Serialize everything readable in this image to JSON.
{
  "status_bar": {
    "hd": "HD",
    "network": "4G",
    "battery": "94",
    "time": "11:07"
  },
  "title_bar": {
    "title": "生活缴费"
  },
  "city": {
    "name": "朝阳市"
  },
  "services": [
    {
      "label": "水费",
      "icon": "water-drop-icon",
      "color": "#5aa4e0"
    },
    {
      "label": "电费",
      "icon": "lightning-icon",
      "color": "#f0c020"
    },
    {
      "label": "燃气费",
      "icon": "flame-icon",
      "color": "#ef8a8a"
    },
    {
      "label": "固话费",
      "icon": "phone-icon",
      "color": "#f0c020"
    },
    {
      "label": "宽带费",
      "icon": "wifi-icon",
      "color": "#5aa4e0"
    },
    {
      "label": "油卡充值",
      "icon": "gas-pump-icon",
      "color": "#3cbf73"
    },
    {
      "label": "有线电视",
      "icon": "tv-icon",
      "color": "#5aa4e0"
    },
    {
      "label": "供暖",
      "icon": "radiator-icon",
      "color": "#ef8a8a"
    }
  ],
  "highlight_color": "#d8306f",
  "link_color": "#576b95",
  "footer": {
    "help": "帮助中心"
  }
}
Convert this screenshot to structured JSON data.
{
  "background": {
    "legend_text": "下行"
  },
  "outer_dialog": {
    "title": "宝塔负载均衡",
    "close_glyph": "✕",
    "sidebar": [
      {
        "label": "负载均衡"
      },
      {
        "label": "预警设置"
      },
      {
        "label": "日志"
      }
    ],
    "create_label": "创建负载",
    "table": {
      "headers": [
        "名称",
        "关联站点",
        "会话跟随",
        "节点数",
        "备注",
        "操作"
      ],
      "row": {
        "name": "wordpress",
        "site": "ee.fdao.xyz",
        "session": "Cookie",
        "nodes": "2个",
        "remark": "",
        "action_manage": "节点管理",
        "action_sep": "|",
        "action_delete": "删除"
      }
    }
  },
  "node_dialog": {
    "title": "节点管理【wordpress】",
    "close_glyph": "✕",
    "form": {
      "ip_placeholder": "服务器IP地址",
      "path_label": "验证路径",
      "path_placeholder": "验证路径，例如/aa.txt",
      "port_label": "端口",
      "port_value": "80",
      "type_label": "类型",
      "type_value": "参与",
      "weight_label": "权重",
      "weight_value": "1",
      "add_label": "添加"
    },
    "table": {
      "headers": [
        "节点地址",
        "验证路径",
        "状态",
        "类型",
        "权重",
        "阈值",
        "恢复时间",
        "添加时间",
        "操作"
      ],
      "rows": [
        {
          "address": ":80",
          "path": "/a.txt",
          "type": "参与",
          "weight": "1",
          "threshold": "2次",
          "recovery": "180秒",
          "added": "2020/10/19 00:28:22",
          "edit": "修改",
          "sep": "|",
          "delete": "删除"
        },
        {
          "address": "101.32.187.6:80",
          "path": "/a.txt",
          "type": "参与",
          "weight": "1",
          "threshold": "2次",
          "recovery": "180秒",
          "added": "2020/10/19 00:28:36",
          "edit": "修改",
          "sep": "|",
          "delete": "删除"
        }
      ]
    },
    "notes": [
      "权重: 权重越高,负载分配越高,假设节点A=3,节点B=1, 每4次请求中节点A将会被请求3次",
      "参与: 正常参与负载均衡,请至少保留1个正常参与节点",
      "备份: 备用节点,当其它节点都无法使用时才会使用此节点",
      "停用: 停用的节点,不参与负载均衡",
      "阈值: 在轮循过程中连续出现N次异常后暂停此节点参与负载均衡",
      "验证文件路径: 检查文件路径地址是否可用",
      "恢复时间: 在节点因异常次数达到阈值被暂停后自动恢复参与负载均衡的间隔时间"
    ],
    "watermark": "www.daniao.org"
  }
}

============

A number is the only answer here: how many lines of the material above contain "wordpress"?

REPLY TO THE TASK -
2